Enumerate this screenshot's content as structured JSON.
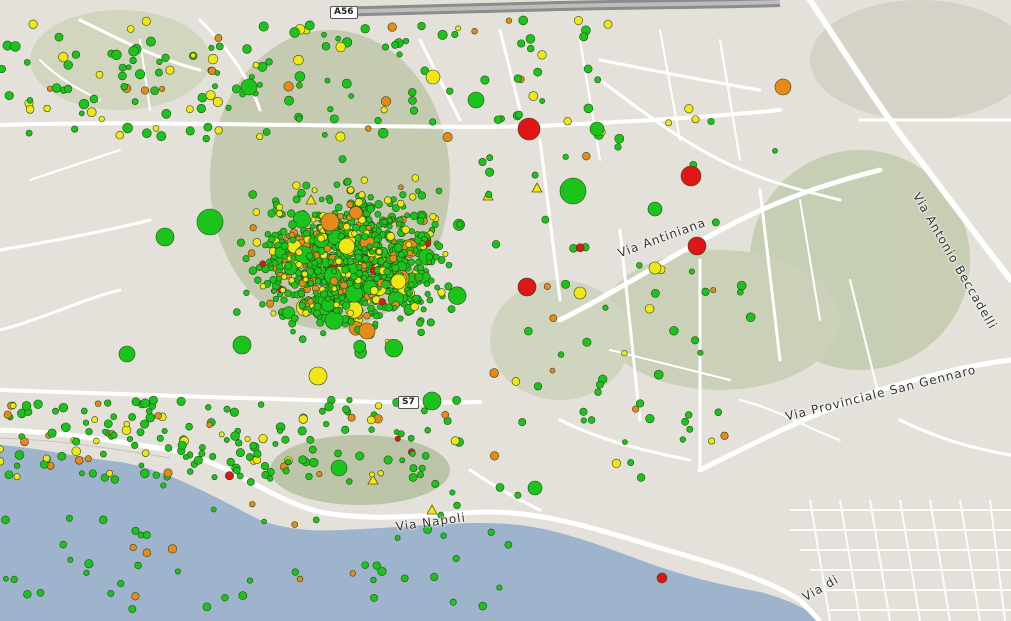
{
  "map": {
    "colors": {
      "sea": "#9db4cc",
      "land": "#e4e1da",
      "hill": "#a8b98f",
      "road": "#ffffff",
      "road_casing": "#b9b6b0",
      "highway": "#8a8a8a",
      "marker_green": "#1bc41b",
      "marker_yellow": "#f2e614",
      "marker_orange": "#e8891a",
      "marker_red": "#e01515"
    },
    "road_labels": {
      "a56": "A56",
      "antiniana": "Via Antiniana",
      "beccadelli": "Via Antonio Beccadelli",
      "san_gennaro": "Via Provinciale San Gennaro",
      "napoli": "Via Napoli",
      "via_di": "Via di",
      "s7": "S7"
    },
    "marker_categories": [
      "green",
      "yellow",
      "orange",
      "red"
    ],
    "marker_shapes": [
      "circle",
      "triangle"
    ]
  }
}
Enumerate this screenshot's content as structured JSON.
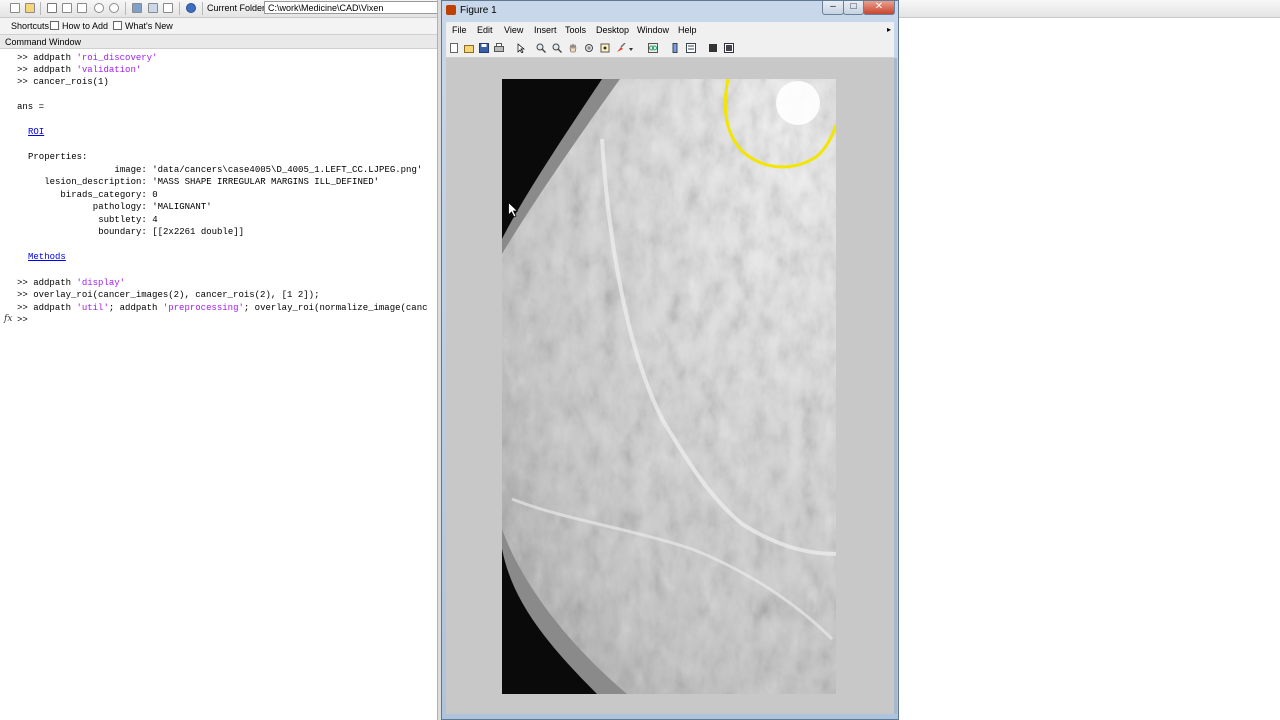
{
  "toolbar": {
    "current_folder_label": "Current Folder:",
    "current_folder_path": "C:\\work\\Medicine\\CAD\\Vixen"
  },
  "shortcuts": {
    "items": [
      "Shortcuts",
      "How to Add",
      "What's New"
    ]
  },
  "command_window": {
    "title": "Command Window",
    "prompt": ">>",
    "lines": {
      "l1": {
        "cmd": "addpath ",
        "arg": "'roi_discovery'"
      },
      "l2": {
        "cmd": "addpath ",
        "arg": "'validation'"
      },
      "l3": {
        "cmd": "cancer_rois(1)"
      },
      "ans": "ans =",
      "roi_link": "ROI",
      "properties": "Properties:",
      "p_image": "                image: 'data/cancers\\case4005\\D_4005_1.LEFT_CC.LJPEG.png'",
      "p_lesion": "   lesion_description: 'MASS SHAPE IRREGULAR MARGINS ILL_DEFINED'",
      "p_birads": "      birads_category: 0",
      "p_path": "            pathology: 'MALIGNANT'",
      "p_subtlety": "             subtlety: 4",
      "p_boundary": "             boundary: [[2x2261 double]]",
      "methods_link": "Methods",
      "l4": {
        "cmd": "addpath ",
        "arg": "'display'"
      },
      "l5": {
        "cmd": "overlay_roi(cancer_images(2), cancer_rois(2), [1 2]);"
      },
      "l6": {
        "cmd1": "addpath ",
        "arg1": "'util'",
        "cmd2": "; addpath ",
        "arg2": "'preprocessing'",
        "cmd3": "; overlay_roi(normalize_image(canc"
      }
    },
    "fx": "fx"
  },
  "figure": {
    "title": "Figure 1",
    "menu": [
      "File",
      "Edit",
      "View",
      "Insert",
      "Tools",
      "Desktop",
      "Window",
      "Help"
    ],
    "menu_arrow": "▸"
  },
  "colors": {
    "roi_boundary": "#f2e600",
    "string_literal": "#a020f0",
    "link": "#0000ee"
  }
}
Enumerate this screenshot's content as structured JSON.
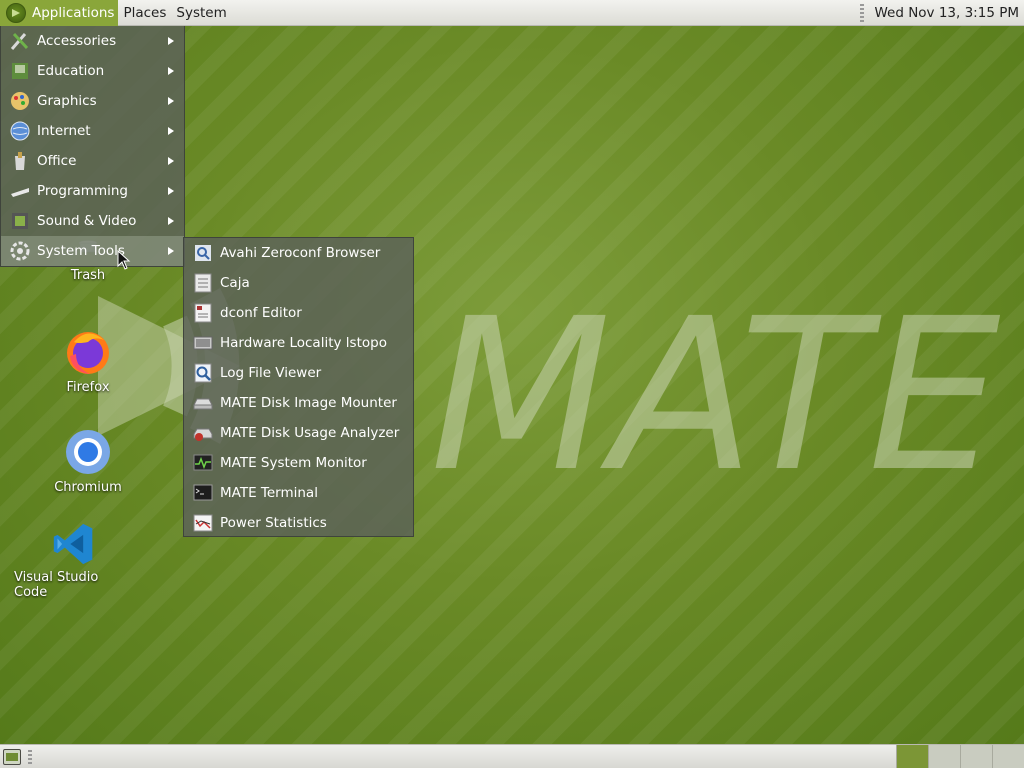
{
  "top_panel": {
    "menus": [
      "Applications",
      "Places",
      "System"
    ],
    "clock": "Wed Nov 13,  3:15 PM"
  },
  "desktop": {
    "logo_text": "MATE",
    "icons": [
      {
        "label": "Trash",
        "icon": "trash-icon"
      },
      {
        "label": "Firefox",
        "icon": "firefox-icon"
      },
      {
        "label": "Chromium",
        "icon": "chromium-icon"
      },
      {
        "label": "Visual Studio Code",
        "icon": "vscode-icon"
      }
    ]
  },
  "applications_menu": {
    "items": [
      {
        "label": "Accessories",
        "icon": "accessories-icon"
      },
      {
        "label": "Education",
        "icon": "education-icon"
      },
      {
        "label": "Graphics",
        "icon": "graphics-icon"
      },
      {
        "label": "Internet",
        "icon": "internet-icon"
      },
      {
        "label": "Office",
        "icon": "office-icon"
      },
      {
        "label": "Programming",
        "icon": "programming-icon"
      },
      {
        "label": "Sound & Video",
        "icon": "sound-video-icon"
      },
      {
        "label": "System Tools",
        "icon": "system-tools-icon",
        "selected": true
      }
    ]
  },
  "system_tools_menu": {
    "items": [
      {
        "label": "Avahi Zeroconf Browser",
        "icon": "avahi-icon"
      },
      {
        "label": "Caja",
        "icon": "file-manager-icon"
      },
      {
        "label": "dconf Editor",
        "icon": "dconf-icon"
      },
      {
        "label": "Hardware Locality lstopo",
        "icon": "hardware-icon"
      },
      {
        "label": "Log File Viewer",
        "icon": "log-viewer-icon"
      },
      {
        "label": "MATE Disk Image Mounter",
        "icon": "disk-mounter-icon"
      },
      {
        "label": "MATE Disk Usage Analyzer",
        "icon": "disk-usage-icon"
      },
      {
        "label": "MATE System Monitor",
        "icon": "system-monitor-icon"
      },
      {
        "label": "MATE Terminal",
        "icon": "terminal-icon"
      },
      {
        "label": "Power Statistics",
        "icon": "power-statistics-icon"
      }
    ]
  },
  "colors": {
    "accent": "#8aa63a",
    "desktop": "#6d8c2c",
    "menu_bg": "#5c6258"
  }
}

· · · · · · ·

**Exercise**
Transcribe every line from the records above without alteration, and leave out the images.

**Reply**
Enumerate this screenshot's content as structured JSON.
{
  "map": {
    "colors": {
      "sea": "#9db4cc",
      "land": "#e4e1da",
      "hill": "#a8b98f",
      "road": "#ffffff",
      "road_casing": "#b9b6b0",
      "highway": "#8a8a8a",
      "marker_green": "#1bc41b",
      "marker_yellow": "#f2e614",
      "marker_orange": "#e8891a",
      "marker_red": "#e01515"
    },
    "road_labels": {
      "a56": "A56",
      "antiniana": "Via Antiniana",
      "beccadelli": "Via Antonio Beccadelli",
      "san_gennaro": "Via Provinciale San Gennaro",
      "napoli": "Via Napoli",
      "via_di": "Via di",
      "s7": "S7"
    },
    "marker_categories": [
      "green",
      "yellow",
      "orange",
      "red"
    ],
    "marker_shapes": [
      "circle",
      "triangle"
    ]
  }
}
Enumerate this screenshot's content as structured JSON.
{
  "toolbar": {
    "current_folder_label": "Current Folder:",
    "current_folder_path": "C:\\work\\Medicine\\CAD\\Vixen"
  },
  "shortcuts": {
    "items": [
      "Shortcuts",
      "How to Add",
      "What's New"
    ]
  },
  "command_window": {
    "title": "Command Window",
    "prompt": ">>",
    "lines": {
      "l1": {
        "cmd": "addpath ",
        "arg": "'roi_discovery'"
      },
      "l2": {
        "cmd": "addpath ",
        "arg": "'validation'"
      },
      "l3": {
        "cmd": "cancer_rois(1)"
      },
      "ans": "ans =",
      "roi_link": "ROI",
      "properties": "Properties:",
      "p_image": "                image: 'data/cancers\\case4005\\D_4005_1.LEFT_CC.LJPEG.png'",
      "p_lesion": "   lesion_description: 'MASS SHAPE IRREGULAR MARGINS ILL_DEFINED'",
      "p_birads": "      birads_category: 0",
      "p_path": "            pathology: 'MALIGNANT'",
      "p_subtlety": "             subtlety: 4",
      "p_boundary": "             boundary: [[2x2261 double]]",
      "methods_link": "Methods",
      "l4": {
        "cmd": "addpath ",
        "arg": "'display'"
      },
      "l5": {
        "cmd": "overlay_roi(cancer_images(2), cancer_rois(2), [1 2]);"
      },
      "l6": {
        "cmd1": "addpath ",
        "arg1": "'util'",
        "cmd2": "; addpath ",
        "arg2": "'preprocessing'",
        "cmd3": "; overlay_roi(normalize_image(canc"
      }
    },
    "fx": "fx"
  },
  "figure": {
    "title": "Figure 1",
    "menu": [
      "File",
      "Edit",
      "View",
      "Insert",
      "Tools",
      "Desktop",
      "Window",
      "Help"
    ],
    "menu_arrow": "▸"
  },
  "colors": {
    "roi_boundary": "#f2e600",
    "string_literal": "#a020f0",
    "link": "#0000ee"
  }
}
Enumerate this screenshot's content as structured JSON.
{
  "top_panel": {
    "menus": [
      "Applications",
      "Places",
      "System"
    ],
    "clock": "Wed Nov 13,  3:15 PM"
  },
  "desktop": {
    "logo_text": "MATE",
    "icons": [
      {
        "label": "Trash",
        "icon": "trash-icon"
      },
      {
        "label": "Firefox",
        "icon": "firefox-icon"
      },
      {
        "label": "Chromium",
        "icon": "chromium-icon"
      },
      {
        "label": "Visual Studio Code",
        "icon": "vscode-icon"
      }
    ]
  },
  "applications_menu": {
    "items": [
      {
        "label": "Accessories",
        "icon": "accessories-icon"
      },
      {
        "label": "Education",
        "icon": "education-icon"
      },
      {
        "label": "Graphics",
        "icon": "graphics-icon"
      },
      {
        "label": "Internet",
        "icon": "internet-icon"
      },
      {
        "label": "Office",
        "icon": "office-icon"
      },
      {
        "label": "Programming",
        "icon": "programming-icon"
      },
      {
        "label": "Sound & Video",
        "icon": "sound-video-icon"
      },
      {
        "label": "System Tools",
        "icon": "system-tools-icon",
        "selected": true
      }
    ]
  },
  "system_tools_menu": {
    "items": [
      {
        "label": "Avahi Zeroconf Browser",
        "icon": "avahi-icon"
      },
      {
        "label": "Caja",
        "icon": "file-manager-icon"
      },
      {
        "label": "dconf Editor",
        "icon": "dconf-icon"
      },
      {
        "label": "Hardware Locality lstopo",
        "icon": "hardware-icon"
      },
      {
        "label": "Log File Viewer",
        "icon": "log-viewer-icon"
      },
      {
        "label": "MATE Disk Image Mounter",
        "icon": "disk-mounter-icon"
      },
      {
        "label": "MATE Disk Usage Analyzer",
        "icon": "disk-usage-icon"
      },
      {
        "label": "MATE System Monitor",
        "icon": "system-monitor-icon"
      },
      {
        "label": "MATE Terminal",
        "icon": "terminal-icon"
      },
      {
        "label": "Power Statistics",
        "icon": "power-statistics-icon"
      }
    ]
  },
  "colors": {
    "accent": "#8aa63a",
    "desktop": "#6d8c2c",
    "menu_bg": "#5c6258"
  }
}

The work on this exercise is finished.